Work required: Extract the complete listing and output it unchanged.

=-=-=

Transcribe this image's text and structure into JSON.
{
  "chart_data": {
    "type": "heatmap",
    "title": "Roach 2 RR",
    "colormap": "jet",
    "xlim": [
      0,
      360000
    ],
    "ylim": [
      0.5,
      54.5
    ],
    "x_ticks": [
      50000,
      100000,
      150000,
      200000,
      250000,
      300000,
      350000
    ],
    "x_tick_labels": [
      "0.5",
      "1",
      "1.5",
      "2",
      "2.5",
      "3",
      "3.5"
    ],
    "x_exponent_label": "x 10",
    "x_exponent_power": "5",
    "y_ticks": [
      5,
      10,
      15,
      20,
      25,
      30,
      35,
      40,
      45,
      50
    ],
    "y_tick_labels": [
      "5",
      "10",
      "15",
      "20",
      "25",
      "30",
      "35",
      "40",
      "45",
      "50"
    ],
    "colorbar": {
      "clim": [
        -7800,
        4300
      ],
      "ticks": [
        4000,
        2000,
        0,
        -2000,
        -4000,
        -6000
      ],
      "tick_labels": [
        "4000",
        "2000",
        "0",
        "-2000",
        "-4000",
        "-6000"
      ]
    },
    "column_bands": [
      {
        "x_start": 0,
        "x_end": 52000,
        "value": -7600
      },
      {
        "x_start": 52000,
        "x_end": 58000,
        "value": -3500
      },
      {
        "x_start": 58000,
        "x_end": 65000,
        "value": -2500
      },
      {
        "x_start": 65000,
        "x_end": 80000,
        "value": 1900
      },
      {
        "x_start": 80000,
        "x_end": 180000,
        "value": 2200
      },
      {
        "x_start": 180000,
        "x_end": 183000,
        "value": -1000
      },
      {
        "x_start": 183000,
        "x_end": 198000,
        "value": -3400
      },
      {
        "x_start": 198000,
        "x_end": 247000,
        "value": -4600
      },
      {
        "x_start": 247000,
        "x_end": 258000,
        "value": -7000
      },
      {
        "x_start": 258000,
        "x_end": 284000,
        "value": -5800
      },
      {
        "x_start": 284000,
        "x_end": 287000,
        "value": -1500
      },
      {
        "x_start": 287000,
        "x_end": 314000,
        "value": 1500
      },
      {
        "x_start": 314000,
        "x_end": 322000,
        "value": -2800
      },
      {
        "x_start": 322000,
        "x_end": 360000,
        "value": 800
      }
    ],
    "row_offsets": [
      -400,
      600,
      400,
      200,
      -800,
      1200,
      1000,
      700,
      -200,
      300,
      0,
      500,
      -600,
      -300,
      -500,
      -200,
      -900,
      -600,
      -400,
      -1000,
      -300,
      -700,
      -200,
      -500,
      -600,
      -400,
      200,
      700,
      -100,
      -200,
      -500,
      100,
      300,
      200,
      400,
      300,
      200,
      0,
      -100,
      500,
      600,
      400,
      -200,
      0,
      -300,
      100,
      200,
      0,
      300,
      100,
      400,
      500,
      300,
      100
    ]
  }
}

=-=-=

Response to this task:
Transcribe this image's text and structure into JSON.
{
  "chart_data": {
    "type": "heatmap",
    "title": "Roach 2 RR",
    "colormap": "jet",
    "xlim": [
      0,
      360000
    ],
    "ylim": [
      0.5,
      54.5
    ],
    "x_ticks": [
      50000,
      100000,
      150000,
      200000,
      250000,
      300000,
      350000
    ],
    "x_tick_labels": [
      "0.5",
      "1",
      "1.5",
      "2",
      "2.5",
      "3",
      "3.5"
    ],
    "x_exponent_label": "x 10",
    "x_exponent_power": "5",
    "y_ticks": [
      5,
      10,
      15,
      20,
      25,
      30,
      35,
      40,
      45,
      50
    ],
    "y_tick_labels": [
      "5",
      "10",
      "15",
      "20",
      "25",
      "30",
      "35",
      "40",
      "45",
      "50"
    ],
    "colorbar": {
      "clim": [
        -7800,
        4300
      ],
      "ticks": [
        4000,
        2000,
        0,
        -2000,
        -4000,
        -6000
      ],
      "tick_labels": [
        "4000",
        "2000",
        "0",
        "-2000",
        "-4000",
        "-6000"
      ]
    },
    "column_bands": [
      {
        "x_start": 0,
        "x_end": 52000,
        "value": -7600
      },
      {
        "x_start": 52000,
        "x_end": 58000,
        "value": -3500
      },
      {
        "x_start": 58000,
        "x_end": 65000,
        "value": -2500
      },
      {
        "x_start": 65000,
        "x_end": 80000,
        "value": 1900
      },
      {
        "x_start": 80000,
        "x_end": 180000,
        "value": 2200
      },
      {
        "x_start": 180000,
        "x_end": 183000,
        "value": -1000
      },
      {
        "x_start": 183000,
        "x_end": 198000,
        "value": -3400
      },
      {
        "x_start": 198000,
        "x_end": 247000,
        "value": -4600
      },
      {
        "x_start": 247000,
        "x_end": 258000,
        "value": -7000
      },
      {
        "x_start": 258000,
        "x_end": 284000,
        "value": -5800
      },
      {
        "x_start": 284000,
        "x_end": 287000,
        "value": -1500
      },
      {
        "x_start": 287000,
        "x_end": 314000,
        "value": 1500
      },
      {
        "x_start": 314000,
        "x_end": 322000,
        "value": -2800
      },
      {
        "x_start": 322000,
        "x_end": 360000,
        "value": 800
      }
    ],
    "row_offsets": [
      -400,
      600,
      400,
      200,
      -800,
      1200,
      1000,
      700,
      -200,
      300,
      0,
      500,
      -600,
      -300,
      -500,
      -200,
      -900,
      -600,
      -400,
      -1000,
      -300,
      -700,
      -200,
      -500,
      -600,
      -400,
      200,
      700,
      -100,
      -200,
      -500,
      100,
      300,
      200,
      400,
      300,
      200,
      0,
      -100,
      500,
      600,
      400,
      -200,
      0,
      -300,
      100,
      200,
      0,
      300,
      100,
      400,
      500,
      300,
      100
    ]
  }
}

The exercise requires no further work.